Working data:
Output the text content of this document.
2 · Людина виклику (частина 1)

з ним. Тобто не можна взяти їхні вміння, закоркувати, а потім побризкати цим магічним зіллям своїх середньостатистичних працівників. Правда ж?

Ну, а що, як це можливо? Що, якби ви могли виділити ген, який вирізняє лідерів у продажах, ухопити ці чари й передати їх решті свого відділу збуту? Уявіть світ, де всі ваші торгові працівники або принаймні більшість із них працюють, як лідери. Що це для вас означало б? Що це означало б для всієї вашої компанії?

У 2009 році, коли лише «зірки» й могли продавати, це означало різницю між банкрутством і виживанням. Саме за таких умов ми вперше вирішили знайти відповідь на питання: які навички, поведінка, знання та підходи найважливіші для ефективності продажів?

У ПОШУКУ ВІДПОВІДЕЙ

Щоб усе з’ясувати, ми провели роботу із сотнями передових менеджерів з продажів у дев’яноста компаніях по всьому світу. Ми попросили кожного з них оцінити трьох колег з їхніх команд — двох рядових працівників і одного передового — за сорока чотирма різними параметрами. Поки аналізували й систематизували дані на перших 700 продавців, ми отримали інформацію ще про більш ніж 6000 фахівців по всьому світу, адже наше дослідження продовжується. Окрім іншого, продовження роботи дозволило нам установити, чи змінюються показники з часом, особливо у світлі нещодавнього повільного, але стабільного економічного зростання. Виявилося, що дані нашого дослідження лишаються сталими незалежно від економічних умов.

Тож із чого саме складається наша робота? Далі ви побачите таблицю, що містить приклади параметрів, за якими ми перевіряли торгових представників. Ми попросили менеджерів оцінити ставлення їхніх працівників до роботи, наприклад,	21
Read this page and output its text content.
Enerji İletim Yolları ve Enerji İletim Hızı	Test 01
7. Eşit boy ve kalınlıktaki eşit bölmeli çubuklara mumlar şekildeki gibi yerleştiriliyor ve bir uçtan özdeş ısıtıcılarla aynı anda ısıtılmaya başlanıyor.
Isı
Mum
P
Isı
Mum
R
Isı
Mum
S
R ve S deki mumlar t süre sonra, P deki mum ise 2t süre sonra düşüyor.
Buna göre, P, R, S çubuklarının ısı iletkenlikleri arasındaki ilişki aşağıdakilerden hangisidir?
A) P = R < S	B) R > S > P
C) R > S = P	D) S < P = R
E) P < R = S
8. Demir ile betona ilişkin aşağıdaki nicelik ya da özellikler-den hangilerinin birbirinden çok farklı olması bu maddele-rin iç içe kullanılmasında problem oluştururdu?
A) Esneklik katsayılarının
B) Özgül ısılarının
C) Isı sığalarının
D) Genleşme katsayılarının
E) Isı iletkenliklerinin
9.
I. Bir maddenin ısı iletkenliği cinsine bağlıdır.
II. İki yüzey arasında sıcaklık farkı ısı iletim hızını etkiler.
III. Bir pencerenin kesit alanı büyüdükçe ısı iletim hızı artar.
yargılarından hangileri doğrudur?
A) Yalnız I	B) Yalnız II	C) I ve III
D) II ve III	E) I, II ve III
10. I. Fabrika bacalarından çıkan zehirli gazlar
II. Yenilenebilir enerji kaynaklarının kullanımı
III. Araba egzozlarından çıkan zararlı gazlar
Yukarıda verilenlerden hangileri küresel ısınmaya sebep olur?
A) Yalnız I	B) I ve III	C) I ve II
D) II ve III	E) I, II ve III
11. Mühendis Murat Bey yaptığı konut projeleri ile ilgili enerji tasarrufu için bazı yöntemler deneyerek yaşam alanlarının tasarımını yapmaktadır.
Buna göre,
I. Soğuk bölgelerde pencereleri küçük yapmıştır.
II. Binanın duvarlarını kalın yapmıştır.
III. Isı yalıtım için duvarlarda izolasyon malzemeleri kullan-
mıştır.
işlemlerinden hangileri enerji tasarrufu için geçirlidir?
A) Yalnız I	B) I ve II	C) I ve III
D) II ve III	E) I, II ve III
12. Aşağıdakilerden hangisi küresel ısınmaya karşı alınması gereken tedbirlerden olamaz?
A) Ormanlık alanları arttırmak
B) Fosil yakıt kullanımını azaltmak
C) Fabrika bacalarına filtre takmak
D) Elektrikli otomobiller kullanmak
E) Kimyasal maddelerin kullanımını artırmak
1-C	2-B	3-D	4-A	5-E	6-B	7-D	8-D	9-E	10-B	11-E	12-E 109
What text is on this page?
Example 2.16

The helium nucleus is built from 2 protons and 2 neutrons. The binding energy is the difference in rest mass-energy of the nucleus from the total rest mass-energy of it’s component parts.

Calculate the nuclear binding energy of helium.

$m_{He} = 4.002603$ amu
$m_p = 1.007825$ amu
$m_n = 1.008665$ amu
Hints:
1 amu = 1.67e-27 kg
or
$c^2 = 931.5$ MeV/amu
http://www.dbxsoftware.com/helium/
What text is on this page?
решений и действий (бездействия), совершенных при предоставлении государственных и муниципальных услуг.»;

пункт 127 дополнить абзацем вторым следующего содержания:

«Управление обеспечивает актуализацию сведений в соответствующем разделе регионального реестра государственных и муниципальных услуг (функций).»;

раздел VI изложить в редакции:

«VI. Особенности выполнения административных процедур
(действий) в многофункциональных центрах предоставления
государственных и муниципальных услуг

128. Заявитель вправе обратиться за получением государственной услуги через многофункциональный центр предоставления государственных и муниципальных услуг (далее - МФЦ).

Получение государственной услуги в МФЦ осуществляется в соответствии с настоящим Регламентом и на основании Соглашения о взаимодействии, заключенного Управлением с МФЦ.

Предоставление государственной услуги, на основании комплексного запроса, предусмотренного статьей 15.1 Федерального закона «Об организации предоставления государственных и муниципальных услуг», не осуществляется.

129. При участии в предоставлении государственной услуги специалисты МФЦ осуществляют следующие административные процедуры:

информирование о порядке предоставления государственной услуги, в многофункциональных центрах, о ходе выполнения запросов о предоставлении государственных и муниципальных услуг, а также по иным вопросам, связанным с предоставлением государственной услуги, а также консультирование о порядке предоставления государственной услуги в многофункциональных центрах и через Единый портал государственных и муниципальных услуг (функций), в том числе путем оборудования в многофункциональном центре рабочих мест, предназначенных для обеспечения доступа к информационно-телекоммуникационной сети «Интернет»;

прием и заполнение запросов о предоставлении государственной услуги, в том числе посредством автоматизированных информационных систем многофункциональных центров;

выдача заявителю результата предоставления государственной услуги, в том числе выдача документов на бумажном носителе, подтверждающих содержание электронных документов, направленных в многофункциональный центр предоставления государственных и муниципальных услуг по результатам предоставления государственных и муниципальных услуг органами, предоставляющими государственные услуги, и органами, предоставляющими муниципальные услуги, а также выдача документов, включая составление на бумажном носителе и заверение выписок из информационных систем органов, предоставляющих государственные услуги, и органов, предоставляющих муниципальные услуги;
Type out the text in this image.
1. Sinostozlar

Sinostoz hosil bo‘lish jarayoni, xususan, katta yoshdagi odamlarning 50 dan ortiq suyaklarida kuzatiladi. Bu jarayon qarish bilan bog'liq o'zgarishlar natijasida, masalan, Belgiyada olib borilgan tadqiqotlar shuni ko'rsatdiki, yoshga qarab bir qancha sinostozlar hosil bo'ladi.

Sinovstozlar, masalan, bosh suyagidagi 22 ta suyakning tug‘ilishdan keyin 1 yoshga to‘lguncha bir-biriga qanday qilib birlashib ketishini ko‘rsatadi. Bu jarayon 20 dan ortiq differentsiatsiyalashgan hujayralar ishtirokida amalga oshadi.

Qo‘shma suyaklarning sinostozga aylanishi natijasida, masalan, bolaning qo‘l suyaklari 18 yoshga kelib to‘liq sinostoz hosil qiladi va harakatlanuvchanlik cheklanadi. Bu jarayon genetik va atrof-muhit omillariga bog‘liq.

The task:
Filter out all lines lacking the word "также" and copy the rest.

Answer for the task:
информирование о порядке предоставления государственной услуги, в многофункциональных центрах, о ходе выполнения запросов о предоставлении государственных и муниципальных услуг, а также по иным вопросам, связанным с предоставлением государственной услуги, а также консультирование о порядке предоставления государственной услуги в многофункциональных центрах и через Единый портал государственных и муниципальных услуг (функций), в том числе путем оборудования в многофункциональном центре рабочих мест, предназначенных для обеспечения доступа к информационно-телекоммуникационной сети «Интернет»;
выдача заявителю результата предоставления государственной услуги, в том числе выдача документов на бумажном носителе, подтверждающих содержание электронных документов, направленных в многофункциональный центр предоставления государственных и муниципальных услуг по результатам предоставления государственных и муниципальных услуг органами, предоставляющими государственные услуги, и органами, предоставляющими муниципальные услуги, а также выдача документов, включая составление на бумажном носителе и заверение выписок из информационных систем органов, предоставляющих государственные услуги, и органов, предоставляющих муниципальные услуги;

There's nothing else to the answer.